__Exercise instructions__:
Search the material below for the string "Note" and extract each line that has it.
──────── Exercise inputs
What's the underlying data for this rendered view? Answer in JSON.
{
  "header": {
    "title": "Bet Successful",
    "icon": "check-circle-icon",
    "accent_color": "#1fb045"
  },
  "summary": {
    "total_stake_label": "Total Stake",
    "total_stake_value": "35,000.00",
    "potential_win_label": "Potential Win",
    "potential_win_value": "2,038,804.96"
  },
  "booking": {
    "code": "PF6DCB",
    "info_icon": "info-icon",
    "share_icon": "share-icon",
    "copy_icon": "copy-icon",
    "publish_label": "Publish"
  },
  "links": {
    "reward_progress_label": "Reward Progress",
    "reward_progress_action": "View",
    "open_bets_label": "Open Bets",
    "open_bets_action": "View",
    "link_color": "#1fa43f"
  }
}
────────────────
──────── Exercise inputs
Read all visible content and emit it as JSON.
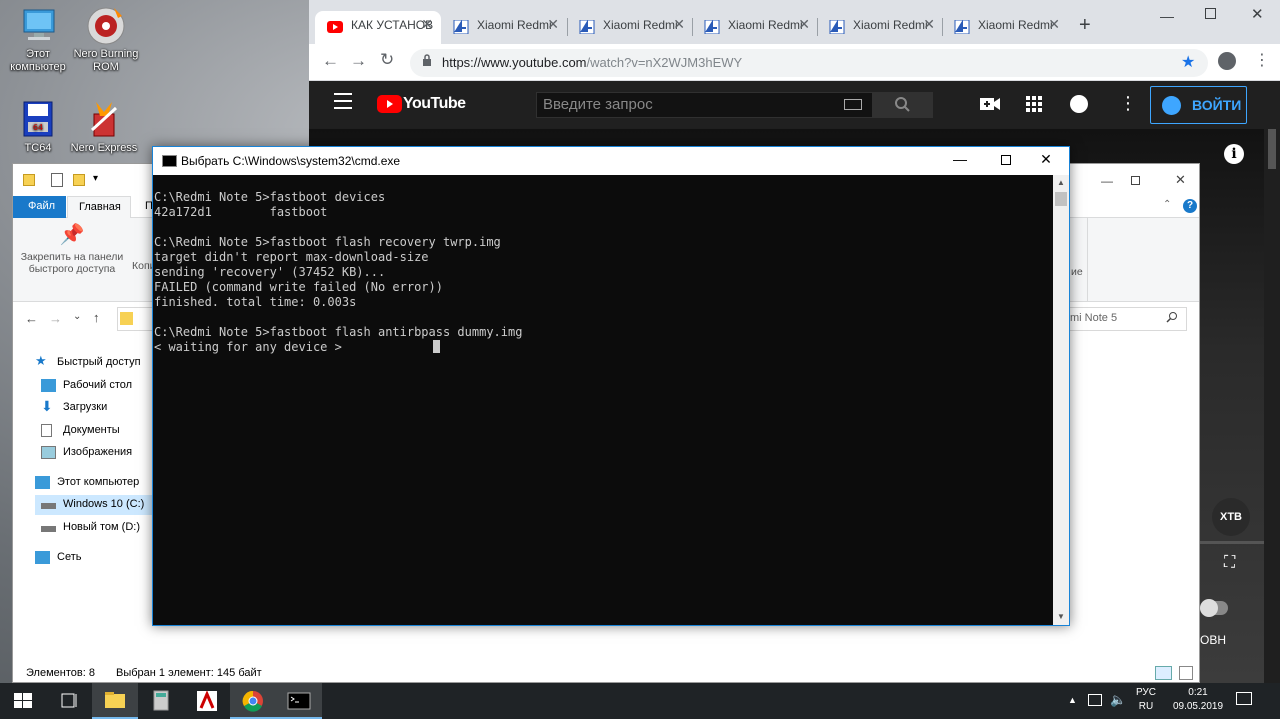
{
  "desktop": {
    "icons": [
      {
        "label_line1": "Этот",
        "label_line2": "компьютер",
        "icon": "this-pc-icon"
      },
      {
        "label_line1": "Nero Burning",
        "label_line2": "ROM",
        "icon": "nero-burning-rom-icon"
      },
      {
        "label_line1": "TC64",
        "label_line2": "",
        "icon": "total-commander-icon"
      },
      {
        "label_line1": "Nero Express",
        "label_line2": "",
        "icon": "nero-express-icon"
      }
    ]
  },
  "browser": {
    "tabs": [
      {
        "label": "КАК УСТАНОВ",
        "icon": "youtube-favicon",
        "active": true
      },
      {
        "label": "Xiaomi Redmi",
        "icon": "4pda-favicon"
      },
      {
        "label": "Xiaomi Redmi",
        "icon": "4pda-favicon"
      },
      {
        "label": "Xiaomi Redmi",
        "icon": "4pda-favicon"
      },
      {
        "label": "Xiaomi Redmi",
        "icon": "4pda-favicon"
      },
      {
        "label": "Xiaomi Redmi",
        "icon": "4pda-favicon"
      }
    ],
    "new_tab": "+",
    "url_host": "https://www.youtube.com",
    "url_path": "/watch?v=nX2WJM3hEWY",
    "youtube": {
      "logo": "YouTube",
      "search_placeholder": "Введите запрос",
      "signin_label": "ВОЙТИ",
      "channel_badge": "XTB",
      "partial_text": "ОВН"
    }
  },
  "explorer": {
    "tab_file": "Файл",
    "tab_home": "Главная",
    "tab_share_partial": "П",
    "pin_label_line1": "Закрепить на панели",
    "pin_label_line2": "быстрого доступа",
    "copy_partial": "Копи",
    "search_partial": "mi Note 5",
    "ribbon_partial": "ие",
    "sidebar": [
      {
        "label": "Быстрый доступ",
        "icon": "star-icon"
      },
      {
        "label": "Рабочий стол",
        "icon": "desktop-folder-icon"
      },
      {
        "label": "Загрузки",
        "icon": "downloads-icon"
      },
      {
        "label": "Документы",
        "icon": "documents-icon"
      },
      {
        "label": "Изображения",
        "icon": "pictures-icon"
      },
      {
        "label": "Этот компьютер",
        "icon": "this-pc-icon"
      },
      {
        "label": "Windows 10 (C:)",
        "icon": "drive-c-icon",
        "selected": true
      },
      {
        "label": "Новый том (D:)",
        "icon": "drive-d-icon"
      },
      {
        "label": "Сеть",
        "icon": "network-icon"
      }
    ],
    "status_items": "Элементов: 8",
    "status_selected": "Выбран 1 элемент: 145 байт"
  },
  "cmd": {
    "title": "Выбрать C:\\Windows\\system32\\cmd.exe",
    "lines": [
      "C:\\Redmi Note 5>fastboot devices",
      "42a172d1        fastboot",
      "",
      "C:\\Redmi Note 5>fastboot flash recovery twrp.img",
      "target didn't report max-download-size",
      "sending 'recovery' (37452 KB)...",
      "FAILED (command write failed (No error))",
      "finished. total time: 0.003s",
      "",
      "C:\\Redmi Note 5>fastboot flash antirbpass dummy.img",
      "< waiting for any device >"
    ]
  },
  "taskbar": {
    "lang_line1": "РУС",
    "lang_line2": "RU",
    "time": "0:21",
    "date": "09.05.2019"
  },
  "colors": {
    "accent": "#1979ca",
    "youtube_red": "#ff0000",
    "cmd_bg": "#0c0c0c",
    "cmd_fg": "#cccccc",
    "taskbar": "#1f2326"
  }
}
────────────────
__Output for this task__:
    "search_partial": "mi Note 5",
      "C:\\Redmi Note 5>fastboot devices",
      "C:\\Redmi Note 5>fastboot flash recovery twrp.img",
      "C:\\Redmi Note 5>fastboot flash antirbpass dummy.img",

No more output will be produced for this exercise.